TASK →
List each line holding the string "name".

RAW DATA →

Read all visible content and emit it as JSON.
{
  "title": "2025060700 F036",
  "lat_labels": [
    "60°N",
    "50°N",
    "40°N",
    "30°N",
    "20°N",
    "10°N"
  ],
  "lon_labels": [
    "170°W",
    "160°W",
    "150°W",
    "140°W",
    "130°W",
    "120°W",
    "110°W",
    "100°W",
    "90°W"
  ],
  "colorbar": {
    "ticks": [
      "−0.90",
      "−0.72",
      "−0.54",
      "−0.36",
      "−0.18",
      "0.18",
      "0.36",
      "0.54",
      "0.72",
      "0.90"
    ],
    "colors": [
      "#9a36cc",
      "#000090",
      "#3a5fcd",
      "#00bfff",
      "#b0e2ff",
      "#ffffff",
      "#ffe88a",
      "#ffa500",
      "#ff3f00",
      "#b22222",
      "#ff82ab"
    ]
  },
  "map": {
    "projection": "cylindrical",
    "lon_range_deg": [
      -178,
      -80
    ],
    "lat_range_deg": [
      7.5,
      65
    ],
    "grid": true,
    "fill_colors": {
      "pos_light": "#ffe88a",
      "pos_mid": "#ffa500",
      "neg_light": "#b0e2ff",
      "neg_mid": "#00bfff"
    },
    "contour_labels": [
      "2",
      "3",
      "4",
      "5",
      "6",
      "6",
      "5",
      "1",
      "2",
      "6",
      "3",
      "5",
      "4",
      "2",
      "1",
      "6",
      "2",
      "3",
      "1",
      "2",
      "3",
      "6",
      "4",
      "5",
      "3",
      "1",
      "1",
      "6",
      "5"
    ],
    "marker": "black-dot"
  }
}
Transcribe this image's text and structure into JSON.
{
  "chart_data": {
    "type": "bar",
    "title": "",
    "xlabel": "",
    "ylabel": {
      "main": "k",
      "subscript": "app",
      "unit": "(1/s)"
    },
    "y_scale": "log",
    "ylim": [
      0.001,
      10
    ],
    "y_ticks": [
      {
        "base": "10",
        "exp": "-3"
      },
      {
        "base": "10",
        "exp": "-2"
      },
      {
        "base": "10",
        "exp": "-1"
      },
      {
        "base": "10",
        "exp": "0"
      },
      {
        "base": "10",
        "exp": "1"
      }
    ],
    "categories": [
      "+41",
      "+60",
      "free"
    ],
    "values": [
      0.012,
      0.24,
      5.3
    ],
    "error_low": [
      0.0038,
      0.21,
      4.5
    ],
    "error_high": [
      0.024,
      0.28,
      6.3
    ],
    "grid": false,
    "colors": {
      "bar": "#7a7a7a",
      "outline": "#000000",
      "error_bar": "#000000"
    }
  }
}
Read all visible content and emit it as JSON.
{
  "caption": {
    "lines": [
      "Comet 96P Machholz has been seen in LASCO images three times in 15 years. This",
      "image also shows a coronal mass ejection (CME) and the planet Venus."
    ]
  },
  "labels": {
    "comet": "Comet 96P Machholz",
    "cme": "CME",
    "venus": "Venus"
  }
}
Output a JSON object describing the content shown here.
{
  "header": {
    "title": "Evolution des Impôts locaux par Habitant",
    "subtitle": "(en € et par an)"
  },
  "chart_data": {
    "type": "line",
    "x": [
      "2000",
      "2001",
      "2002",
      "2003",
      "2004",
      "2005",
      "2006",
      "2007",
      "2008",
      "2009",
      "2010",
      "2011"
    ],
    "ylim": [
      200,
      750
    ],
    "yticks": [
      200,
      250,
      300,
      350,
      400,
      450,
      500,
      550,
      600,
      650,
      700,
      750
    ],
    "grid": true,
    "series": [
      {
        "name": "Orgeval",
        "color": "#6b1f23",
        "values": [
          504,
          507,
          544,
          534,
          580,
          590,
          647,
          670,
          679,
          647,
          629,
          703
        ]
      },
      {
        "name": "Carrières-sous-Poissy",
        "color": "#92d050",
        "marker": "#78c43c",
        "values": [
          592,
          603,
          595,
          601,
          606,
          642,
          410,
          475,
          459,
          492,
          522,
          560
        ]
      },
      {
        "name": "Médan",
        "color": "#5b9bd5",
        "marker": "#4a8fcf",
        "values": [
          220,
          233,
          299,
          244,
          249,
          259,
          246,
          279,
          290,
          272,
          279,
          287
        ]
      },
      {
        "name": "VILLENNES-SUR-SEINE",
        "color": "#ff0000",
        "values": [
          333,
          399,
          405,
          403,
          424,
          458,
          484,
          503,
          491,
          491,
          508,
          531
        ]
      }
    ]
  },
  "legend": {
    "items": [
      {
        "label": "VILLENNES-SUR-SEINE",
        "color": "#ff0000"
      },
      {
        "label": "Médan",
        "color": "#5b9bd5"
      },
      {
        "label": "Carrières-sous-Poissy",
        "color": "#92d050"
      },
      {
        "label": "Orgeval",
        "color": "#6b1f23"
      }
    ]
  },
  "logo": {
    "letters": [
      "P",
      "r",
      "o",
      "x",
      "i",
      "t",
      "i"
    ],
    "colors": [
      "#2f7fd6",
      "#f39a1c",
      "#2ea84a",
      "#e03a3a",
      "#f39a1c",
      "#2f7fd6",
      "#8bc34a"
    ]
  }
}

EXERCISE OUTPUT →
        "name": "Orgeval",
        "name": "Carrières-sous-Poissy",
        "name": "Médan",
        "name": "VILLENNES-SUR-SEINE",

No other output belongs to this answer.